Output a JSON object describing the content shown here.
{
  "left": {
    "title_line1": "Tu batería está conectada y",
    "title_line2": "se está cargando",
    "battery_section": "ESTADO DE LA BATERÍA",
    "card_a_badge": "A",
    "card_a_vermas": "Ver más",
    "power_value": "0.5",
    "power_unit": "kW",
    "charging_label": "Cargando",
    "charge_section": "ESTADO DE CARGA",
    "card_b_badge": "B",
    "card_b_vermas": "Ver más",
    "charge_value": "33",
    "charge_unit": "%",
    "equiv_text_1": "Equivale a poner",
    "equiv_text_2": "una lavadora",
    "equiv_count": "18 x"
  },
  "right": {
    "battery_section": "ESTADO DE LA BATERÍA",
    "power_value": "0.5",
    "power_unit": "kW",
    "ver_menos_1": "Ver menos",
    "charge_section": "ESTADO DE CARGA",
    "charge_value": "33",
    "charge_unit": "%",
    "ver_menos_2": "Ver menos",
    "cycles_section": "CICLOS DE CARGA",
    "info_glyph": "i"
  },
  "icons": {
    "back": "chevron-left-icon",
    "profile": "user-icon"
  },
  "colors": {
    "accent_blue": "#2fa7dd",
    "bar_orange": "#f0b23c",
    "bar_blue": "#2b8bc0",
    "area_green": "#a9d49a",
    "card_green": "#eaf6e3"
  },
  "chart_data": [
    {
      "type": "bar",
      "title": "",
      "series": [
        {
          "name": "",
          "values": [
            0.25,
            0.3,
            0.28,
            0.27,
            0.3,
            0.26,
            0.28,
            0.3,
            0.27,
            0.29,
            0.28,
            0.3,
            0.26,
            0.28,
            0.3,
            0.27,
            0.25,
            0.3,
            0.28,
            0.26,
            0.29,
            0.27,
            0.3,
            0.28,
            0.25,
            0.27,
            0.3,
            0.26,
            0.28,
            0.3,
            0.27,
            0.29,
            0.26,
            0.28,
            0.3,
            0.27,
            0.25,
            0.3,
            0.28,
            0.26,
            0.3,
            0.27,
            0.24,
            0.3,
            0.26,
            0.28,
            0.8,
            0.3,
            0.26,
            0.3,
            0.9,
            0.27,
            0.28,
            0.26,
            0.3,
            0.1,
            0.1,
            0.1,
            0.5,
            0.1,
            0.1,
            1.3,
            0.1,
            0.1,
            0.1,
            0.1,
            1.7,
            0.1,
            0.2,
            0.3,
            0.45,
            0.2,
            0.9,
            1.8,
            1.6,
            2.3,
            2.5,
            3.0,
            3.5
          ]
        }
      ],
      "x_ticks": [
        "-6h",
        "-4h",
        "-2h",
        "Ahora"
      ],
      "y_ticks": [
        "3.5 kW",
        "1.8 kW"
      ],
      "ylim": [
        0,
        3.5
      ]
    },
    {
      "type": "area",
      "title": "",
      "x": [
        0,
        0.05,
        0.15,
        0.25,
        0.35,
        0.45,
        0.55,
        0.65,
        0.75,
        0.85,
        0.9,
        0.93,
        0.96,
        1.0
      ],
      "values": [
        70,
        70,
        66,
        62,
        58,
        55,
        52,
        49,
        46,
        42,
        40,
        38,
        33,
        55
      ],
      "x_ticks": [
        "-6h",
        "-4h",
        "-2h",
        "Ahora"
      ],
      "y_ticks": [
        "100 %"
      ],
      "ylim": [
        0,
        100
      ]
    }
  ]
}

-------

Task details: Isolate the lines that hold the word "está" and copy all of them.

Worked solution:
    "title_line1": "Tu batería está conectada y",
    "title_line2": "se está cargando",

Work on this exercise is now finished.